→ **Given task**:
Copy each line that has the string "тѣхъ" somewhere in it.

→ **Exercise input**:
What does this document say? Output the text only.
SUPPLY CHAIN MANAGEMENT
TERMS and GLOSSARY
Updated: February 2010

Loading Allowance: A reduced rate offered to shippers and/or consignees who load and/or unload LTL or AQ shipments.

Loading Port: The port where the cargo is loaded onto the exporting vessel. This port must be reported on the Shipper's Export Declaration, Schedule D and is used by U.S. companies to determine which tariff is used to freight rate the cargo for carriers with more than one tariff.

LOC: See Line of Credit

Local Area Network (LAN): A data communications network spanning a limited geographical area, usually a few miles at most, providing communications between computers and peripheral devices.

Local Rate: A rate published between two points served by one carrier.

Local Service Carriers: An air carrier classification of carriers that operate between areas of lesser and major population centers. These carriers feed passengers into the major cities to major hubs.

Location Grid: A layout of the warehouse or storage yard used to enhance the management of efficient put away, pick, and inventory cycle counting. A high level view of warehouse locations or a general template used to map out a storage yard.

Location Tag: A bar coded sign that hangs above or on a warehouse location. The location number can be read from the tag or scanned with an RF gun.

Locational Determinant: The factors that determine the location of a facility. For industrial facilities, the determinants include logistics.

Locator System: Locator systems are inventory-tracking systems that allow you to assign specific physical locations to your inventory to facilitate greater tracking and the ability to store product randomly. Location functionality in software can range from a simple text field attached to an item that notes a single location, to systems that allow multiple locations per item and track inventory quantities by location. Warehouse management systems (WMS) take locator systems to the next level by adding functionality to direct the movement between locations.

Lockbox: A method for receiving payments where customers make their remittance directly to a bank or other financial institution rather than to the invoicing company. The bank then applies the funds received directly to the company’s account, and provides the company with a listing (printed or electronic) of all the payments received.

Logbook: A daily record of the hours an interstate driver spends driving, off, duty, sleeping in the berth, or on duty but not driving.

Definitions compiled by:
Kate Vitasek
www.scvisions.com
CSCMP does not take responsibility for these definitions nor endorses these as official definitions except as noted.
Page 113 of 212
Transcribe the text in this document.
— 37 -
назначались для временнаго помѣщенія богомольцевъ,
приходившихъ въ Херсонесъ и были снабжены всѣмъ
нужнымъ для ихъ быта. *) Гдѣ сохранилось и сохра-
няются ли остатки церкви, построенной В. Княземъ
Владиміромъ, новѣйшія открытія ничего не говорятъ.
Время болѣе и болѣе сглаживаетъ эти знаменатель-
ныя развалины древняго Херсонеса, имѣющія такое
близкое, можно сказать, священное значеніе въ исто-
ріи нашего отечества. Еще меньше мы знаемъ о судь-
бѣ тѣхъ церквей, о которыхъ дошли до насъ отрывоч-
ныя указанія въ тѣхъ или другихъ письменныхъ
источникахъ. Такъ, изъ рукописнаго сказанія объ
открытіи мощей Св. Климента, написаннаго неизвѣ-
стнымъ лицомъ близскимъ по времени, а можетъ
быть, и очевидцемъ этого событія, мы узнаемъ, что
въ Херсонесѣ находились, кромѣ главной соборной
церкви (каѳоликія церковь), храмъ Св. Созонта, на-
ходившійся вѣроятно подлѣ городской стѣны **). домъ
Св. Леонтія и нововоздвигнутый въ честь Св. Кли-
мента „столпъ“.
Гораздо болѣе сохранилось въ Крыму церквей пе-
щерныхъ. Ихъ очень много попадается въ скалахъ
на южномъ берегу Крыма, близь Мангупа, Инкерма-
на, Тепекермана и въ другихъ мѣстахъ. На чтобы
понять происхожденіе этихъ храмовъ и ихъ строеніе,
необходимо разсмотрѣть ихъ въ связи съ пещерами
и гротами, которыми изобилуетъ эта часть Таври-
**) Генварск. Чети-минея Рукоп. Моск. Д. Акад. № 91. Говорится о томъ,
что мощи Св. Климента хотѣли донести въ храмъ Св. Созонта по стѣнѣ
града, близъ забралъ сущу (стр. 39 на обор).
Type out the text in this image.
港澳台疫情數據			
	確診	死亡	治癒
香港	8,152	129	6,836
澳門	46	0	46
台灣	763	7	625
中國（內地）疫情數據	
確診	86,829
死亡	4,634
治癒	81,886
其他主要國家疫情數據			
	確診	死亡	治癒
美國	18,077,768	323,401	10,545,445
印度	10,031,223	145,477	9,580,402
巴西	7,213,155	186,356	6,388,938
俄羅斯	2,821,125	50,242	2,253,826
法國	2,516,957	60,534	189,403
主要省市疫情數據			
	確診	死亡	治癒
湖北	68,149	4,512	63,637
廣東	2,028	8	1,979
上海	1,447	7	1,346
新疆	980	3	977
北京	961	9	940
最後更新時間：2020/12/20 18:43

→ **Response**:
бѣ тѣхъ церквей, о которыхъ дошли до насъ отрывоч-
ныя указанія въ тѣхъ или другихъ письменныхъ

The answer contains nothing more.